→ WORK TO BE COMPLETED: Every entry must be copied word for word.

-------- RECORDS FOR PROCESSING --------

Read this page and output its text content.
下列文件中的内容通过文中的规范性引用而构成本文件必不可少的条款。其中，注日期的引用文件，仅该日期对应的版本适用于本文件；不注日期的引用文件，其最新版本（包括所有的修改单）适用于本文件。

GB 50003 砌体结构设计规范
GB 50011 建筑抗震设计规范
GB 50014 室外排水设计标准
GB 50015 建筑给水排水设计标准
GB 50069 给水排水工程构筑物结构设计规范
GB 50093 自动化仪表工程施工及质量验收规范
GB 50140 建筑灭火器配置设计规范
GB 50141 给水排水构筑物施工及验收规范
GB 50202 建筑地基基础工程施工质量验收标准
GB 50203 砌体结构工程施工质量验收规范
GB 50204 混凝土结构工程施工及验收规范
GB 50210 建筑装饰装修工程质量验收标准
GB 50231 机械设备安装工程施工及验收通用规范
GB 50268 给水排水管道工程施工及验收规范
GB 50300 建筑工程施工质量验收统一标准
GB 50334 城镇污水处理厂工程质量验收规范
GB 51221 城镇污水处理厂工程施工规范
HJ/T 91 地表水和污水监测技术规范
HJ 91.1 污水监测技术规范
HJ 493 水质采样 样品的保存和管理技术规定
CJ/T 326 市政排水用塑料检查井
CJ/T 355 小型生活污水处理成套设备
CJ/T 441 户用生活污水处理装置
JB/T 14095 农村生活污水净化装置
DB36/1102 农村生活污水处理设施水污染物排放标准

--------

→ REPLY:
Read this page and output its text content.
下列文件中的内容通过文中的规范性引用而构成本文件必不可少的条款。其中，注日期的引用文件，仅该日期对应的版本适用于本文件；不注日期的引用文件，其最新版本（包括所有的修改单）适用于本文件。

GB 50003 砌体结构设计规范
GB 50011 建筑抗震设计规范
GB 50014 室外排水设计标准
GB 50015 建筑给水排水设计标准
GB 50069 给水排水工程构筑物结构设计规范
GB 50093 自动化仪表工程施工及质量验收规范
GB 50140 建筑灭火器配置设计规范
GB 50141 给水排水构筑物施工及验收规范
GB 50202 建筑地基基础工程施工质量验收标准
GB 50203 砌体结构工程施工质量验收规范
GB 50204 混凝土结构工程施工及验收规范
GB 50210 建筑装饰装修工程质量验收标准
GB 50231 机械设备安装工程施工及验收通用规范
GB 50268 给水排水管道工程施工及验收规范
GB 50300 建筑工程施工质量验收统一标准
GB 50334 城镇污水处理厂工程质量验收规范
GB 51221 城镇污水处理厂工程施工规范
HJ/T 91 地表水和污水监测技术规范
HJ 91.1 污水监测技术规范
HJ 493 水质采样 样品的保存和管理技术规定
CJ/T 326 市政排水用塑料检查井
CJ/T 355 小型生活污水处理成套设备
CJ/T 441 户用生活污水处理装置
JB/T 14095 农村生活污水净化装置
DB36/1102 农村生活污水处理设施水污染物排放标准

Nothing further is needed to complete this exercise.